(Entries with figure data)
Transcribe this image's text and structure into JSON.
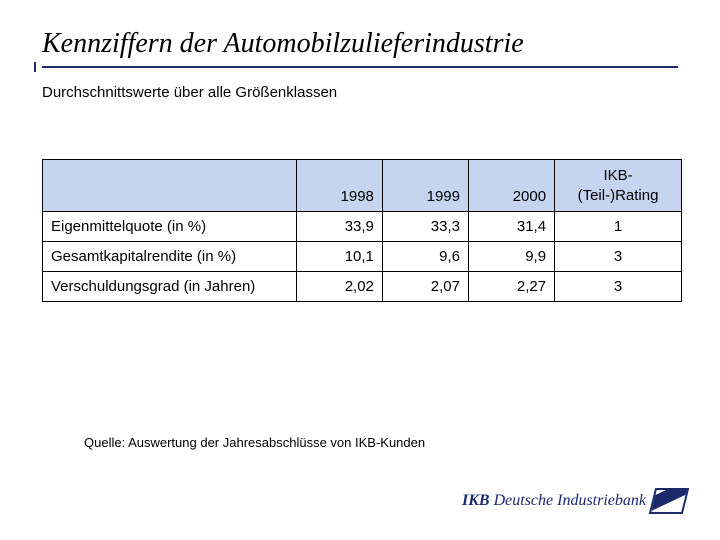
{
  "title": "Kennziffern der Automobilzulieferindustrie",
  "subtitle": "Durchschnittswerte über alle Größenklassen",
  "table": {
    "header_bg": "#c6d5ef",
    "border_color": "#000000",
    "columns": [
      "",
      "1998",
      "1999",
      "2000",
      "IKB-\n(Teil-)Rating"
    ],
    "rows": [
      {
        "label": "Eigenmittelquote (in %)",
        "y1998": "33,9",
        "y1999": "33,3",
        "y2000": "31,4",
        "rating": "1"
      },
      {
        "label": "Gesamtkapitalrendite (in %)",
        "y1998": "10,1",
        "y1999": "9,6",
        "y2000": "9,9",
        "rating": "3"
      },
      {
        "label": "Verschuldungsgrad (in Jahren)",
        "y1998": "2,02",
        "y1999": "2,07",
        "y2000": "2,27",
        "rating": "3"
      }
    ]
  },
  "source": "Quelle: Auswertung der Jahresabschlüsse von IKB-Kunden",
  "logo": {
    "brand": "IKB",
    "name": "Deutsche Industriebank",
    "color": "#1b2a6b"
  }
}
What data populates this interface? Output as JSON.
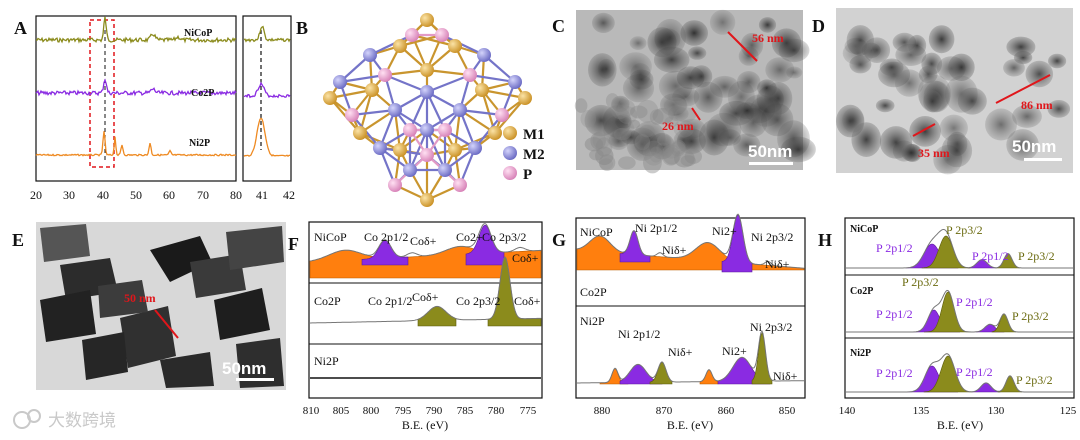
{
  "figure_labels": {
    "A": "A",
    "B": "B",
    "C": "C",
    "D": "D",
    "E": "E",
    "F": "F",
    "G": "G",
    "H": "H"
  },
  "panel_A": {
    "samples": [
      "NiCoP",
      "Co2P",
      "Ni2P"
    ],
    "x_ticks": [
      "20",
      "30",
      "40",
      "50",
      "60",
      "70",
      "80"
    ],
    "inset_ticks": [
      "41",
      "42"
    ],
    "colors": {
      "NiCoP": "#8b8b1c",
      "Co2P": "#8a2be2",
      "Ni2P": "#ee8a22"
    }
  },
  "panel_B": {
    "legend": [
      {
        "label": "M1",
        "color": "#e8b04a"
      },
      {
        "label": "M2",
        "color": "#8f8fe0"
      },
      {
        "label": "P",
        "color": "#f2a8d4"
      }
    ]
  },
  "panel_C": {
    "scale_bar": "50nm",
    "measurements": [
      "56 nm",
      "26 nm"
    ]
  },
  "panel_D": {
    "scale_bar": "50nm",
    "measurements": [
      "86 nm",
      "35 nm"
    ]
  },
  "panel_E": {
    "scale_bar": "50nm",
    "measurements": [
      "50 nm"
    ]
  },
  "panel_F": {
    "x_ticks": [
      "810",
      "805",
      "800",
      "795",
      "790",
      "785",
      "780",
      "775"
    ],
    "xlabel": "B.E. (eV)",
    "samples": [
      "NiCoP",
      "Co2P",
      "Ni2P"
    ],
    "annotations": {
      "co2p12": "Co 2p1/2",
      "cod1": "Coδ+",
      "co2p": "Co2+",
      "co2p32": "Co 2p3/2",
      "cod2": "Coδ+"
    }
  },
  "panel_G": {
    "x_ticks": [
      "880",
      "870",
      "860",
      "850"
    ],
    "xlabel": "B.E. (eV)",
    "samples": [
      "NiCoP",
      "Co2P",
      "Ni2P"
    ],
    "annotations": {
      "ni2p12": "Ni 2p1/2",
      "nid1": "Niδ+",
      "ni2": "Ni2+",
      "ni2p32": "Ni 2p3/2",
      "nid2": "Niδ+"
    }
  },
  "panel_H": {
    "x_ticks": [
      "140",
      "135",
      "130",
      "125"
    ],
    "xlabel": "B.E. (eV)",
    "samples": [
      "NiCoP",
      "Co2P",
      "Ni2P"
    ],
    "annotations": {
      "p2p12": "P 2p1/2",
      "p2p32": "P 2p3/2"
    }
  },
  "watermark": "大数跨境"
}
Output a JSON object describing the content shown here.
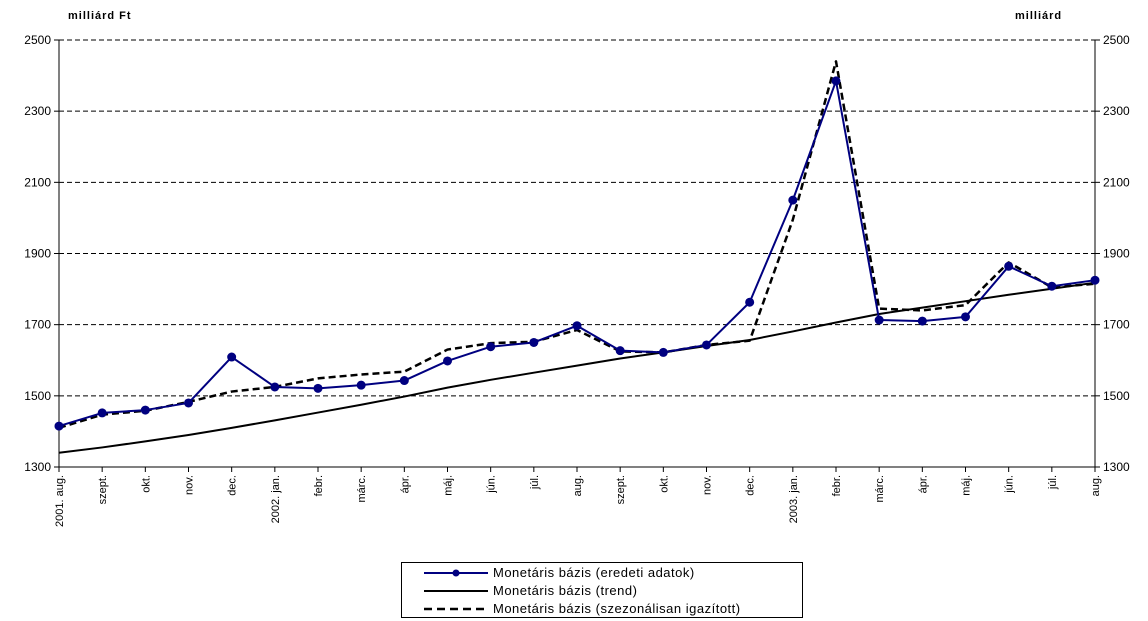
{
  "chart_data": {
    "type": "line",
    "title": "",
    "ylabel_left": "milliárd Ft",
    "ylabel_right": "milliárd Ft",
    "ylim": [
      1300,
      2500
    ],
    "yticks": [
      1300,
      1500,
      1700,
      1900,
      2100,
      2300,
      2500
    ],
    "grid": "horizontal dashed",
    "legend_position": "bottom",
    "categories": [
      "2001. aug.",
      "szept.",
      "okt.",
      "nov.",
      "dec.",
      "2002. jan.",
      "febr.",
      "márc.",
      "ápr.",
      "máj.",
      "jún.",
      "júl.",
      "aug.",
      "szept.",
      "okt.",
      "nov.",
      "dec.",
      "2003. jan.",
      "febr.",
      "márc.",
      "ápr.",
      "máj.",
      "jún.",
      "júl.",
      "aug."
    ],
    "series": [
      {
        "name": "Monetáris bázis (eredeti adatok)",
        "color": "#000080",
        "style": "solid-markers",
        "values": [
          1415,
          1452,
          1460,
          1480,
          1609,
          1525,
          1521,
          1530,
          1543,
          1598,
          1638,
          1650,
          1697,
          1627,
          1622,
          1643,
          1763,
          2050,
          2385,
          1713,
          1710,
          1722,
          1864,
          1808,
          1825
        ]
      },
      {
        "name": "Monetáris bázis (trend)",
        "color": "#000000",
        "style": "solid",
        "values": [
          1340,
          1355,
          1372,
          1390,
          1410,
          1431,
          1453,
          1475,
          1498,
          1523,
          1545,
          1565,
          1585,
          1605,
          1622,
          1640,
          1657,
          1681,
          1706,
          1730,
          1748,
          1766,
          1784,
          1801,
          1818
        ]
      },
      {
        "name": "Monetáris bázis (szezonálisan igazított)",
        "color": "#000000",
        "style": "dashed",
        "values": [
          1410,
          1447,
          1458,
          1483,
          1512,
          1525,
          1549,
          1560,
          1568,
          1630,
          1648,
          1652,
          1685,
          1625,
          1622,
          1643,
          1655,
          1995,
          2440,
          1745,
          1740,
          1755,
          1875,
          1805,
          1815
        ]
      }
    ]
  }
}
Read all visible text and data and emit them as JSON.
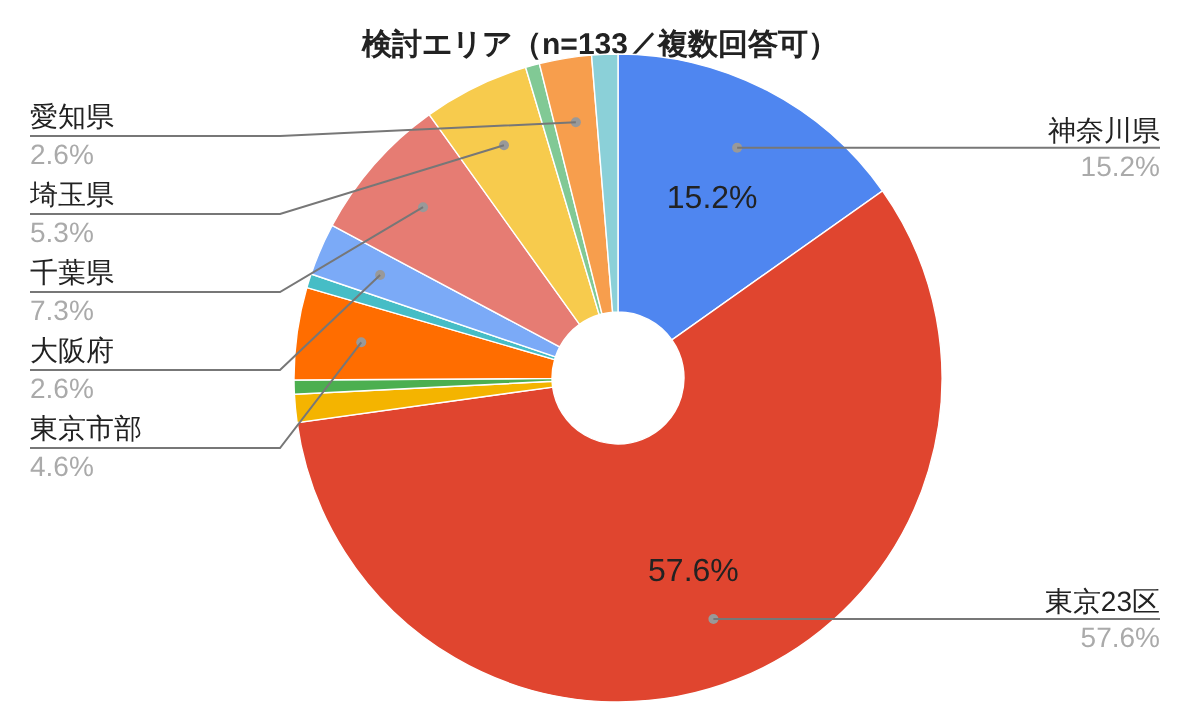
{
  "chart_data": {
    "type": "donut",
    "title": "検討エリア（n=133／複数回答可）",
    "categories": [
      "神奈川県",
      "東京23区",
      null,
      null,
      "東京市部",
      null,
      "大阪府",
      "千葉県",
      "埼玉県",
      null,
      "愛知県",
      null
    ],
    "values": [
      15.2,
      57.6,
      1.4,
      0.7,
      4.6,
      0.7,
      2.6,
      7.3,
      5.3,
      0.7,
      2.6,
      1.3
    ],
    "colors": [
      "#4f86f0",
      "#e0452f",
      "#f4b400",
      "#4caf50",
      "#ff6d00",
      "#46bdc6",
      "#7baaf7",
      "#e67c73",
      "#f7cb4d",
      "#81c995",
      "#f79e4d",
      "#8bd0d8"
    ],
    "value_labels": [
      "15.2%",
      "57.6%",
      null,
      null,
      "4.6%",
      null,
      "2.6%",
      "7.3%",
      "5.3%",
      null,
      "2.6%",
      null
    ],
    "legend": false
  }
}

GOAL → Identify how many lines in the entries above contain the word "style" and provide only that figure.

EXERCISE ANSWER → 3